§ Aim: Examine the records and identify each line that includes the string "Leitungd". Copy those lines.

(Extracted records)
☆ ☆ ☆ ☆

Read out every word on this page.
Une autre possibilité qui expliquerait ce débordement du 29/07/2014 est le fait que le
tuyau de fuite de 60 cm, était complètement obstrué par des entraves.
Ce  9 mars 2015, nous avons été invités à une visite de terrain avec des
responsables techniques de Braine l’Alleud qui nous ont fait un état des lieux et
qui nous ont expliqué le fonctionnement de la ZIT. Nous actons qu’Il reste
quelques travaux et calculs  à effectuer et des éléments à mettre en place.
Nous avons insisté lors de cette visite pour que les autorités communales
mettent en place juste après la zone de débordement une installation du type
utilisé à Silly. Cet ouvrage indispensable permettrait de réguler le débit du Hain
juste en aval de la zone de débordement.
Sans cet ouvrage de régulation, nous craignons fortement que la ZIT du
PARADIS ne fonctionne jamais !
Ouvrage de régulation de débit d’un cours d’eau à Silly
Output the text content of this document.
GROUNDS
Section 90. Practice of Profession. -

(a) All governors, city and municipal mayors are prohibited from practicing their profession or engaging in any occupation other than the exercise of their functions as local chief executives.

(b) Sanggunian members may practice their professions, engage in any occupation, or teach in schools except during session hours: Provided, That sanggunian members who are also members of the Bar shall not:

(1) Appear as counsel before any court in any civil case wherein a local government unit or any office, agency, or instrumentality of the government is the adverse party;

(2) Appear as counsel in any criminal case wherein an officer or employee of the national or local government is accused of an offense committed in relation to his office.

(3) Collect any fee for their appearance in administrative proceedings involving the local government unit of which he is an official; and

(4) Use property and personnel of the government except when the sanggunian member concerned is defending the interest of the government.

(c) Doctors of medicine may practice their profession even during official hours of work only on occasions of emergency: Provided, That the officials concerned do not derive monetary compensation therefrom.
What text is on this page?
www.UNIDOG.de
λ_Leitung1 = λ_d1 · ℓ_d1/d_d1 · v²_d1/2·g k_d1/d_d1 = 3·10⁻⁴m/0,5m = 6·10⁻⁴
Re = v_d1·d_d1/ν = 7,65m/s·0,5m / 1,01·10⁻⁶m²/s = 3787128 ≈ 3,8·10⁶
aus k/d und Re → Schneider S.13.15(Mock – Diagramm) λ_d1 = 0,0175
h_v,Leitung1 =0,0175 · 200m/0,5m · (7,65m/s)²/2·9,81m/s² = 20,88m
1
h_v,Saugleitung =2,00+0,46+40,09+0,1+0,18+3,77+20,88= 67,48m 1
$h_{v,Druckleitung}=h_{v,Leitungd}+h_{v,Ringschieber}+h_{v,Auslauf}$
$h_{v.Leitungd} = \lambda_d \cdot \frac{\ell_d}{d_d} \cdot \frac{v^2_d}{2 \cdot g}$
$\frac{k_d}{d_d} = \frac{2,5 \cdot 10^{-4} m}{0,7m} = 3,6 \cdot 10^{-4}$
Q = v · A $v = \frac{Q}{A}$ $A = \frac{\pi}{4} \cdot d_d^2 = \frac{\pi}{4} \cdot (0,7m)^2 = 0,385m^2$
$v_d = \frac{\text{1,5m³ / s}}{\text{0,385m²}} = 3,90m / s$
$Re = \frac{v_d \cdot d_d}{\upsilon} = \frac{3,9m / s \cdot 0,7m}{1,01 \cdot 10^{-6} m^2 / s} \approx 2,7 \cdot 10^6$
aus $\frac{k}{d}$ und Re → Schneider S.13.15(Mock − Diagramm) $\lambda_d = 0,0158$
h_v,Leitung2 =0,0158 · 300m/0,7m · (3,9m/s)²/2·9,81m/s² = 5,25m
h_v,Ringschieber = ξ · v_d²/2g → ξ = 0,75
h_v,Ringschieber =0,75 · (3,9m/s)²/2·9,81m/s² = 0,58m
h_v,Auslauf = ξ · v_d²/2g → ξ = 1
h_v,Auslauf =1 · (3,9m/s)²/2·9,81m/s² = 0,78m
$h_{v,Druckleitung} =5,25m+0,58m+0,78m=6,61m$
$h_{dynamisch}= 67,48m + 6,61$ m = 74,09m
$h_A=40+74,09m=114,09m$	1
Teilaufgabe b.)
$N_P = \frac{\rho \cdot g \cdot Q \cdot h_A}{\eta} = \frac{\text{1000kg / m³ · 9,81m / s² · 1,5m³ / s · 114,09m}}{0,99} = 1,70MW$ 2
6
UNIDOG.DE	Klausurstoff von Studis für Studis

☆ ☆ ☆ ☆

§ Solution to the exercise:
$h_{v,Druckleitung}=h_{v,Leitungd}+h_{v,Ringschieber}+h_{v,Auslauf}$
$h_{v.Leitungd} = \lambda_d \cdot \frac{\ell_d}{d_d} \cdot \frac{v^2_d}{2 \cdot g}$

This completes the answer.